Hay que ver lo modernos que nos estamos volviendo. No me canso de repetirlo: en el periódico, en la Radio, cada vez que alguien comete la insensatez de dejar que exponga mis razonamientos. Nos estamos volviendo de un moderno que es la leche, de un moderno modernísimo, vamos, de un moderno que asusta, de un moderno que a veces me dan arcadas.

Pero no vayan a pensar que me niego a ser (a que seamos) modernos. Ni mucho menos. Me fascinan los avances de la medicina, y la comodidad del mando a distancia y, aunque jamás he podido leer entero un libro de instrucciones, me descubro ante la sencillez horripilante de un microondas o los mensajes de Internet que vuelan por el planeta como por arte de magia. La modernidad, sin embargo, lleva aparejada otras enfermedades antes desconocidas o, por lo menos, no tan conocidas como para ser tenidas en cuenta: el estrés, la ansiedad, el insomnio crónico. Ya digo, el resultado del ajetreo moderno.

Por desgracia, en estos tiempos tan modernos, algo que llama la atención poderosamente son los mendigos: todavía quedan los pobres desarrapados de siempre, los de toda la vida en las puertas de las iglesias o las pastelerías, o sentados en la acera, como el viejecito que he visto más de una vez en Sevilla, con la gorra calada, la mirada perdida, una mano con la palma hacia arriba y la otra sujetando un letrero rudimentario de cartón donde puede leerse “marinero de Sanlúcar”.

Pero hay una generación nueva de gente abandonada, de gente joven, de gente que incluso tiene estudios o un currículum más o menos aceptable, gente a la que algo se le ha torcido en el camino o en el cerebro y ha terminado dando con sus huesos en la calle. Desarraigados, vagan de una ciudad a otra, como almas errabundas.

La mendicidad es un desajuste, un fracaso de la sociedad en que vivimos, una barbaridad que no alcanzo a comprender. Tal vez, unos chavales han sentido también curiosidad y se han dedicado a recorrer las calles de Barcelona en busca de quienes duermen a la intemperie porque no tienen siquiera donde caerse muertos: les han propinado palizas, a uno lo han rociado con un líquido inflamable antes de encender un mechero con una sonrisa siniestra. Incluso han entrado en la casa de una anciana para asustarla después de forzar la puerta. Tal vez, para estos desalmados, los viejos, igual que los mendigos, desentonan con el paisaje urbano.

◇ ◇ ◇ ◇ ◇

Prosigue el texto sobre la modernidad y la mendicidad a partir de su última oración. No es necesario consultar el material.

◇ ◇ ◇ ◇ ◇

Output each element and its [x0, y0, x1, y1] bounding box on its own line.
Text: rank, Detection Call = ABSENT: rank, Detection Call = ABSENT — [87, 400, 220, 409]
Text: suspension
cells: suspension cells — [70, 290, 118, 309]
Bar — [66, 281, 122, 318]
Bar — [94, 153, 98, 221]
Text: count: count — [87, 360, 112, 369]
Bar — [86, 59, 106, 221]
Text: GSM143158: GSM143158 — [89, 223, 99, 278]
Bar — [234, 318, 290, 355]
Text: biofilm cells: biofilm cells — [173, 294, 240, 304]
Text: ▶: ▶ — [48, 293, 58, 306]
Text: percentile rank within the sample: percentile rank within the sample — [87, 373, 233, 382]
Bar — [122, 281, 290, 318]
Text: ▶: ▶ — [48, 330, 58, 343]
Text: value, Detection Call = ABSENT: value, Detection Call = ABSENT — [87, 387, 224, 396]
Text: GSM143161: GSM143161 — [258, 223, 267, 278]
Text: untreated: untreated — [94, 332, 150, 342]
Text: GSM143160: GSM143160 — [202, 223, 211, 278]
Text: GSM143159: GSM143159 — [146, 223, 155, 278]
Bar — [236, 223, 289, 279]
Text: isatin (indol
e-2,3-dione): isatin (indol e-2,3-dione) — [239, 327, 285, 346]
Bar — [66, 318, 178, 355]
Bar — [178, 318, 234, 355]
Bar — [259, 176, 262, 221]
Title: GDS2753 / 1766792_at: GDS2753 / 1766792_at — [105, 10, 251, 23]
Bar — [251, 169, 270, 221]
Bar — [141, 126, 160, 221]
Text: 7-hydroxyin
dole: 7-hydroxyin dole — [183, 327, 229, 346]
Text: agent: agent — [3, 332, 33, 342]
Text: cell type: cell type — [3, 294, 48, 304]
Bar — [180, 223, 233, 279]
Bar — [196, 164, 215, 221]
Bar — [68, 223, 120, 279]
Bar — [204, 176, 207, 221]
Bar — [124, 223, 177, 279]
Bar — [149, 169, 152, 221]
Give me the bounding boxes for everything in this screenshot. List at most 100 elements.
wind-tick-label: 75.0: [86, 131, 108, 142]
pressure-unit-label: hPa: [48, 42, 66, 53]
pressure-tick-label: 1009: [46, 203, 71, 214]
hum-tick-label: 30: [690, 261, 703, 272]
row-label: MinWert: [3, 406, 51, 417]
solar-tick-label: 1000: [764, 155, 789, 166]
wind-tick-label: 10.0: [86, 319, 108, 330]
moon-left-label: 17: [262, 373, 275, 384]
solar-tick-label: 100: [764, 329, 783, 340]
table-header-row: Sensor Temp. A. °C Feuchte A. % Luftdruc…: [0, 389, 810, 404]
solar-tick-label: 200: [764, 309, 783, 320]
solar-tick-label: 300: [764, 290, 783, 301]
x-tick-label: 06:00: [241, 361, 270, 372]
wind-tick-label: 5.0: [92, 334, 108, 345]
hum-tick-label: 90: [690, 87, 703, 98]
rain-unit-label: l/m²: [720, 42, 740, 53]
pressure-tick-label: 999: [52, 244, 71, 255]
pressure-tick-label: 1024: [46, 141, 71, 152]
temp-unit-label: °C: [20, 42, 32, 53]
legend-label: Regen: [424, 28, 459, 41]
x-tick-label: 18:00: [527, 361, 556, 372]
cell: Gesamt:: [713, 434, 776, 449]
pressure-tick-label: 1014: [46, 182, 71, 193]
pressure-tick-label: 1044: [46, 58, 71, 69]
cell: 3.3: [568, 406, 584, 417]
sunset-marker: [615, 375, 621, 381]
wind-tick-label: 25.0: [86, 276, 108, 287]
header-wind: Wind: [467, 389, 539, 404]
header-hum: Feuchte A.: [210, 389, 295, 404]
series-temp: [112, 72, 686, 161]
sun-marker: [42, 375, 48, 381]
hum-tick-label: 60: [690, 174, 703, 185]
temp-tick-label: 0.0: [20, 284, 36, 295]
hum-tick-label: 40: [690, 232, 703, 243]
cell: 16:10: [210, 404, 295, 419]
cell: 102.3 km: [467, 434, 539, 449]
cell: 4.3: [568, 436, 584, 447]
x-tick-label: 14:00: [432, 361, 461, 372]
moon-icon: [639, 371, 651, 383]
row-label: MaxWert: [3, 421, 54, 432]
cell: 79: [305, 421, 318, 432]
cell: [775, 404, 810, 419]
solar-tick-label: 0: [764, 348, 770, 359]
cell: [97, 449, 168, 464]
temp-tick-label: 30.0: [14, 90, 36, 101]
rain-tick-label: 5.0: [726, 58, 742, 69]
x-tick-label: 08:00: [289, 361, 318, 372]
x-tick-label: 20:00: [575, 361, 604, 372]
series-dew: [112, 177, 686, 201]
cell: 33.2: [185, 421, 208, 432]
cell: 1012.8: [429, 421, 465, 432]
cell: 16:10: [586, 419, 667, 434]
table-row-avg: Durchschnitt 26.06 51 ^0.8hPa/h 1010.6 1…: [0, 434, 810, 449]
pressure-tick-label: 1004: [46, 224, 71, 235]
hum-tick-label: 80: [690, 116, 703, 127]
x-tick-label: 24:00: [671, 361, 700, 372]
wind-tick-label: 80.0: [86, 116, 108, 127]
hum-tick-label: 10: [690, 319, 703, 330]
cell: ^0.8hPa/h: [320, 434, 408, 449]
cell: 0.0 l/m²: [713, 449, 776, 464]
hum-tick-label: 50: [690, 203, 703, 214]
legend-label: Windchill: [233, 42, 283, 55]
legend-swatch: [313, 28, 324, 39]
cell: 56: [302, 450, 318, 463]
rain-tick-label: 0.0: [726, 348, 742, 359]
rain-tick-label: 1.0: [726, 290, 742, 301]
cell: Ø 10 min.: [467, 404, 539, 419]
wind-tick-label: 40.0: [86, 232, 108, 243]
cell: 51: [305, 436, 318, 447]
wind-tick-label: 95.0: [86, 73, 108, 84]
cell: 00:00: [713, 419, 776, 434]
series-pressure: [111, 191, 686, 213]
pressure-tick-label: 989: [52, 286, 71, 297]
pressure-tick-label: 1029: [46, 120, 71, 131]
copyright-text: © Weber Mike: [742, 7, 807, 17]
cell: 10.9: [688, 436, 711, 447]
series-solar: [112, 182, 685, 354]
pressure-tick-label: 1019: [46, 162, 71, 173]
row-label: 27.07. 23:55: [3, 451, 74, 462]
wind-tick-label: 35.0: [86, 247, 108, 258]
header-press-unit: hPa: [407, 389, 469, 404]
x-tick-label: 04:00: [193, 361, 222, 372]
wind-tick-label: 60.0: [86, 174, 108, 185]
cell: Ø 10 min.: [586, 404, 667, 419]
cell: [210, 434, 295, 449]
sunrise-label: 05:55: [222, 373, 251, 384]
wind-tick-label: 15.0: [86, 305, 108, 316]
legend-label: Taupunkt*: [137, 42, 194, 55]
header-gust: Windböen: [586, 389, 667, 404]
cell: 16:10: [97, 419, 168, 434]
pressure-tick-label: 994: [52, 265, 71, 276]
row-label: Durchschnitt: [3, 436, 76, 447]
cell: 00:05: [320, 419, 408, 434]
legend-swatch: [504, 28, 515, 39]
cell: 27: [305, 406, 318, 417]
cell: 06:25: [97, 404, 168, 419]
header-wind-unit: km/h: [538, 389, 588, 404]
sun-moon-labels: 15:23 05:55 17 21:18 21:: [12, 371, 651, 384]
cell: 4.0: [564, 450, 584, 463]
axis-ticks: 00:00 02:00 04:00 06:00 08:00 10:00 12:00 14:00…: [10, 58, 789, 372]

◇ ◇ ◇ ◇ ◇

RESPUESTA:
Ahora que por fin han sido detenidos, su abogado se descuelga con que ha sido la primera vez. Pues menos mal. Sé que es una idea reaccionaria, pero como no soy un reaccionario puedo decirlo: ser un sinvergüenza, ser un malnacido, a menudo sale muy barato. Al menos esta vez el juez, indignado, no les va a dar una palmadita y les va a decir, hala muchachos, eso no está bien, a casita, hay que dejar a los mendigos que duerman tranquilos. Ea, chavales, esta noche sin postre, y que no os vuelva a ver por aquí. Por suerte para nosotros, y por desgracia para ellos, uno de los muchachos, con aplicada profesionalidad, había grabado en vídeo todas y cada una de las tropelías de su banda. No me voy a reír por no faltar al respeto a los agredidos, pero el chaval dice que estudia comunicación audiovisual, y que las grabaciones eran para unas prácticas. No sé si estos ejercicios prácticos eran necesarios para la obtención de un diploma en una escuela de comunicación audiovisual, pero, desde luego —y que me perdonen las señoras que hacen la calle— el título de hijo de puta, él y sus colegas, sin tener que asistir a clase lo tienen más que asegurado.